### Given request
Reproduce the listing below exactly, minus its pictures.

### Information supplied
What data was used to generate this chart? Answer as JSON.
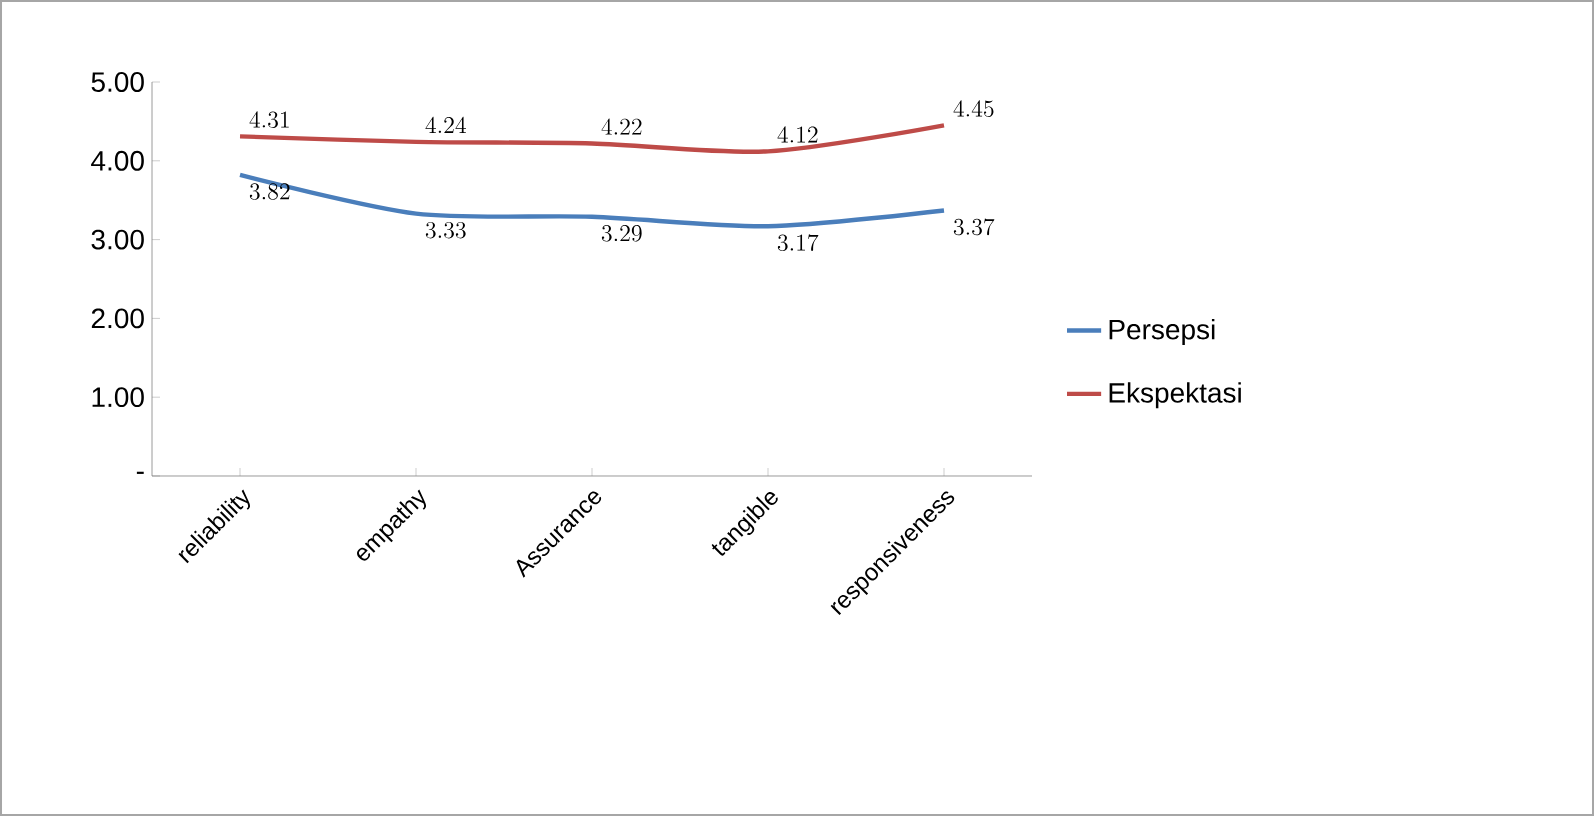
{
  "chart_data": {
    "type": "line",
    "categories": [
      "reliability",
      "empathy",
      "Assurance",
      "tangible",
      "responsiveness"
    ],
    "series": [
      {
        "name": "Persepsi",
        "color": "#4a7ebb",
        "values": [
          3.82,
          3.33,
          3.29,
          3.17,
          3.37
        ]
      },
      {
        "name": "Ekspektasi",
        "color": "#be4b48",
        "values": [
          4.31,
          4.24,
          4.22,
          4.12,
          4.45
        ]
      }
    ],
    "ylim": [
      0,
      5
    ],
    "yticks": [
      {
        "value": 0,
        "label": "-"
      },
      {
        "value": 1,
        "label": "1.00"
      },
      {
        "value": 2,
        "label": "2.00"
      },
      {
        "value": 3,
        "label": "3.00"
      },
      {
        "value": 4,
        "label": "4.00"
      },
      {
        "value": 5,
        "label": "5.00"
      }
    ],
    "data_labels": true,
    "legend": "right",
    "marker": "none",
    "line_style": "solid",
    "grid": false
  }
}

### Final result
What data was used to generate this chart? Answer as JSON.
{
  "chart_data": {
    "type": "line",
    "categories": [
      "reliability",
      "empathy",
      "Assurance",
      "tangible",
      "responsiveness"
    ],
    "series": [
      {
        "name": "Persepsi",
        "color": "#4a7ebb",
        "values": [
          3.82,
          3.33,
          3.29,
          3.17,
          3.37
        ]
      },
      {
        "name": "Ekspektasi",
        "color": "#be4b48",
        "values": [
          4.31,
          4.24,
          4.22,
          4.12,
          4.45
        ]
      }
    ],
    "ylim": [
      0,
      5
    ],
    "yticks": [
      {
        "value": 0,
        "label": "-"
      },
      {
        "value": 1,
        "label": "1.00"
      },
      {
        "value": 2,
        "label": "2.00"
      },
      {
        "value": 3,
        "label": "3.00"
      },
      {
        "value": 4,
        "label": "4.00"
      },
      {
        "value": 5,
        "label": "5.00"
      }
    ],
    "data_labels": true,
    "legend": "right",
    "marker": "none",
    "line_style": "solid",
    "grid": false
  }
}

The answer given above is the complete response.